<<<<

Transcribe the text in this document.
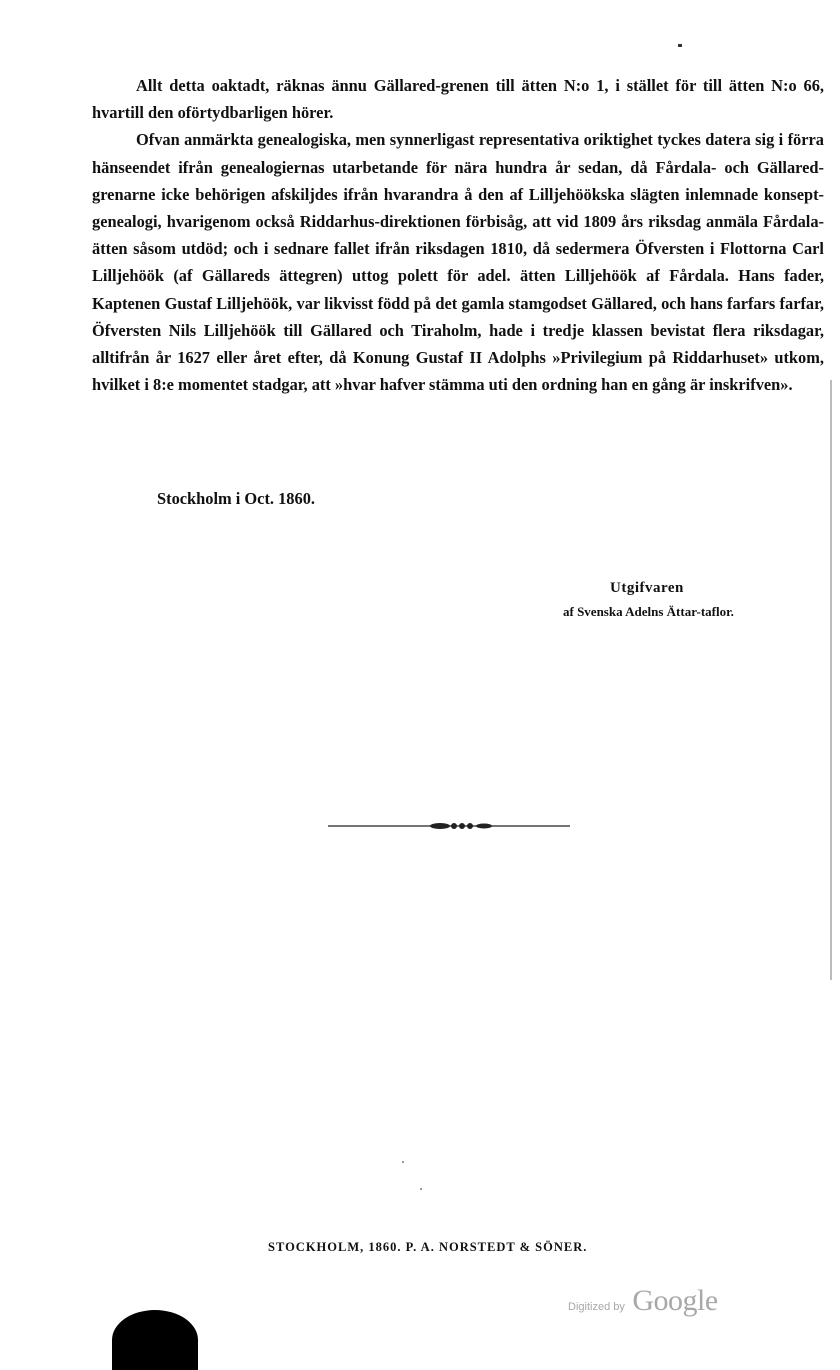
Allt detta oaktadt, räknas ännu Gällared-grenen till ätten N:o 1, i stället för till ätten N:o 66, hvartill den oförtydbarligen hörer.

Ofvan anmärkta genealogiska, men synnerligast representativa oriktighet tyckes datera sig i förra hänseendet ifrån genealogiernas utarbetande för nära hundra år sedan, då Fårdala- och Gällared-grenarne icke behörigen afskiljdes ifrån hvarandra å den af Lilljehöökska slägten inlemnade konsept-genealogi, hvarigenom också Riddarhus-direktionen förbisåg, att vid 1809 års riksdag anmäla Fårdala-ätten såsom utdöd; och i sednare fallet ifrån riksdagen 1810, då sedermera Öfversten i Flottorna Carl Lilljehöök (af Gällareds ättegren) uttog polett för adel. ätten Lilljehöök af Fårdala. Hans fader, Kaptenen Gustaf Lilljehöök, var likvisst född på det gamla stamgodset Gällared, och hans farfars farfar, Öfversten Nils Lilljehöök till Gällared och Tiraholm, hade i tredje klassen bevistat flera riksdagar, alltifrån år 1627 eller året efter, då Konung Gustaf II Adolphs »Privilegium på Riddarhuset» utkom, hvilket i 8:e momentet stadgar, att »hvar hafver stämma uti den ordning han en gång är inskrifven».

Stockholm i Oct. 1860.
Utgifvaren
af Svenska Adelns Ättar-taflor.
STOCKHOLM, 1860. P. A. NORSTEDT & SÖNER.
Digitized by Google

>>>>

== Exercise instructions ==
In how many lines of the records does the string "Gällared" occur? Answer with the number alone.

== Task answer ==
2